====== ITEMS
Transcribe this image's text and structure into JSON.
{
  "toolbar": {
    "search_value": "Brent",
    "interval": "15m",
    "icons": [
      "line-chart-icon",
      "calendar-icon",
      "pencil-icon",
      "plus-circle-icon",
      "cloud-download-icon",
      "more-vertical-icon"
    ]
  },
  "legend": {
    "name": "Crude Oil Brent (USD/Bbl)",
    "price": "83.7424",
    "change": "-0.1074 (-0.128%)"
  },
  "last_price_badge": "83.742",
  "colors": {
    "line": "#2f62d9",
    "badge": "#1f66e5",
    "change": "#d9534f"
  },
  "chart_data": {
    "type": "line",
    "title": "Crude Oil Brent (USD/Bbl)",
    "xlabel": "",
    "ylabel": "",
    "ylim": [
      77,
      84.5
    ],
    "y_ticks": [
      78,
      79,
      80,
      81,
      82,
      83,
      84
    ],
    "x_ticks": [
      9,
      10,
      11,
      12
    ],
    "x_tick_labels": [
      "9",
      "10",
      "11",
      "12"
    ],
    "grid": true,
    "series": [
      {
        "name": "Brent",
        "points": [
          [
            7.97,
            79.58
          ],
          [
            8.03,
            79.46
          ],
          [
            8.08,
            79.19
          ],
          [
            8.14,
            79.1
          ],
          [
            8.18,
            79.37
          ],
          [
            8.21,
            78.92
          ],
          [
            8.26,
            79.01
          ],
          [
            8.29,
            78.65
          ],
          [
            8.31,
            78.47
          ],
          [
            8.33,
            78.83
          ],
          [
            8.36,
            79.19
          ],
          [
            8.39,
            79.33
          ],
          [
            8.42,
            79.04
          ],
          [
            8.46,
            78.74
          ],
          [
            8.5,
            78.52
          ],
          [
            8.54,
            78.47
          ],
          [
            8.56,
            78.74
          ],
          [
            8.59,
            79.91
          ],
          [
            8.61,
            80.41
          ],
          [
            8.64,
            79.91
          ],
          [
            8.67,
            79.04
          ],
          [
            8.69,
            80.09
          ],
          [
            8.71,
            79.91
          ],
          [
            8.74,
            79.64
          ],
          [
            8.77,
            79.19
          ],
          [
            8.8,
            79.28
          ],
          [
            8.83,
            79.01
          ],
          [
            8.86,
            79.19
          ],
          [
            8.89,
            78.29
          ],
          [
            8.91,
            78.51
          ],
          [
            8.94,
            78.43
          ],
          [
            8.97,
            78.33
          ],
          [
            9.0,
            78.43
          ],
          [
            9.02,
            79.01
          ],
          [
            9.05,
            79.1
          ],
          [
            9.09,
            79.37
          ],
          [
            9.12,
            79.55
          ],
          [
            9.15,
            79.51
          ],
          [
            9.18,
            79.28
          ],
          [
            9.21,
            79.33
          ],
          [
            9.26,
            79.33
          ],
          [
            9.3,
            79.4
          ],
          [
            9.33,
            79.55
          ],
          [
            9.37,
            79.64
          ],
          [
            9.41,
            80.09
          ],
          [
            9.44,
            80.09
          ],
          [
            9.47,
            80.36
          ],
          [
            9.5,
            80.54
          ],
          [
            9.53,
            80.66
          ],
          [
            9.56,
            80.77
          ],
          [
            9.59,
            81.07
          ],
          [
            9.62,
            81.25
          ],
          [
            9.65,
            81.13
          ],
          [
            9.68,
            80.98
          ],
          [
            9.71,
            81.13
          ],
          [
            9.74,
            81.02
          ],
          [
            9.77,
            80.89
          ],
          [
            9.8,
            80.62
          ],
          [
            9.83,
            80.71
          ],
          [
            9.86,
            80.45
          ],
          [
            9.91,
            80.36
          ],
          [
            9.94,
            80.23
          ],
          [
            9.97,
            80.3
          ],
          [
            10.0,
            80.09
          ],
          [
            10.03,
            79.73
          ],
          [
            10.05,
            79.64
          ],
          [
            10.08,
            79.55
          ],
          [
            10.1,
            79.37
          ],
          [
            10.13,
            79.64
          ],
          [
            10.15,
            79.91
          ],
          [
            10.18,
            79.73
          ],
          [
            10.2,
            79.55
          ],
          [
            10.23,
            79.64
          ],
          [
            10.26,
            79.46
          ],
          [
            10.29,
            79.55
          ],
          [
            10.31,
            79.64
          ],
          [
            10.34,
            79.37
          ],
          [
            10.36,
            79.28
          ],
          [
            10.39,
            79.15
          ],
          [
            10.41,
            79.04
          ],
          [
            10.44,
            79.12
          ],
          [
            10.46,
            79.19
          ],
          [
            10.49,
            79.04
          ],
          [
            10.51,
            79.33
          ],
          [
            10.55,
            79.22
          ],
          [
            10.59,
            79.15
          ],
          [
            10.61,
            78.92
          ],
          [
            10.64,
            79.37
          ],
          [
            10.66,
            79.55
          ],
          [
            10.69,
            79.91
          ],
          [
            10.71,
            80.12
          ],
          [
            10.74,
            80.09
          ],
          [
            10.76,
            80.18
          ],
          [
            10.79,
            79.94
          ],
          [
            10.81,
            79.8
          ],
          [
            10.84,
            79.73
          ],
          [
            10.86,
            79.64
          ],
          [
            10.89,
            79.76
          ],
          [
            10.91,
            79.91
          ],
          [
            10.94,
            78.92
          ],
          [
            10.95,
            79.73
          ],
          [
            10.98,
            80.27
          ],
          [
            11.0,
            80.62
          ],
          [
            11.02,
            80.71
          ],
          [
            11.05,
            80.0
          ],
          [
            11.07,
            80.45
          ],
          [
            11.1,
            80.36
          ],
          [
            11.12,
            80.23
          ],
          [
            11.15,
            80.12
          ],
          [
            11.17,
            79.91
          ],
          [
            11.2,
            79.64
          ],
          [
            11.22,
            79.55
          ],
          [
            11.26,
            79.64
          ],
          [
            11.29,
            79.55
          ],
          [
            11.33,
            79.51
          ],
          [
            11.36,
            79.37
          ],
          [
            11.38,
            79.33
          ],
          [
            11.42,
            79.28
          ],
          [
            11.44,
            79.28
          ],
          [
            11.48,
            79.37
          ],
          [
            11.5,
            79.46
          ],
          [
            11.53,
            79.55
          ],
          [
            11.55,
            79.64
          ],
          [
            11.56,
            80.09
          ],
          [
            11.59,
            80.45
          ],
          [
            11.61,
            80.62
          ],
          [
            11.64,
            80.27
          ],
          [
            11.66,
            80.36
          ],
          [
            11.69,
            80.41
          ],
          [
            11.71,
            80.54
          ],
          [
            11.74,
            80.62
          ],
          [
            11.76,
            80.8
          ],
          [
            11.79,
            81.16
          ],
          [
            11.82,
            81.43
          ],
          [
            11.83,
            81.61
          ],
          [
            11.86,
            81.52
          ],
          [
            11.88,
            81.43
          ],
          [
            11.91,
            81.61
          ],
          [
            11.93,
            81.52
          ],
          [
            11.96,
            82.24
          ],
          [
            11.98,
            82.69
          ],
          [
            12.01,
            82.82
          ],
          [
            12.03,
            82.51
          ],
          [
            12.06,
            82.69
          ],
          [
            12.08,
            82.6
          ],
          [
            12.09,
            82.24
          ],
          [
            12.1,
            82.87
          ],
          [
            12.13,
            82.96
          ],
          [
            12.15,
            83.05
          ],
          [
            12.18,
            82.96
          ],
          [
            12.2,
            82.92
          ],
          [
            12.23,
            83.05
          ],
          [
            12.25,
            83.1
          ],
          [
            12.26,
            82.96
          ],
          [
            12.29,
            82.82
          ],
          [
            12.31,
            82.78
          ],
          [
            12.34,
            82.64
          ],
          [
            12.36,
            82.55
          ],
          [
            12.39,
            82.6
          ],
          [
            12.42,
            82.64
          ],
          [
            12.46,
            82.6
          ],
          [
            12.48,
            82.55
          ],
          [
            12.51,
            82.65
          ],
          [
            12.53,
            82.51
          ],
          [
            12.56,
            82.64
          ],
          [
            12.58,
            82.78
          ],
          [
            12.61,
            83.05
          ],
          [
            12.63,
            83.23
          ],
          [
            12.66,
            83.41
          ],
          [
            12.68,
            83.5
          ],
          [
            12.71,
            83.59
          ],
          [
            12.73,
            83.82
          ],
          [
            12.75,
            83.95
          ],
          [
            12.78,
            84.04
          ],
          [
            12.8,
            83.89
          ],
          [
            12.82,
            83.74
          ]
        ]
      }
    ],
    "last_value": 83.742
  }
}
============
◆ **EXERCISE INSTRUCTIONS**
Scan the records above for the string "name", then select every line that holds it.

◆ **COMPLETE OUTPUT**
    "name": "Crude Oil Brent (USD/Bbl)",
        "name": "Brent",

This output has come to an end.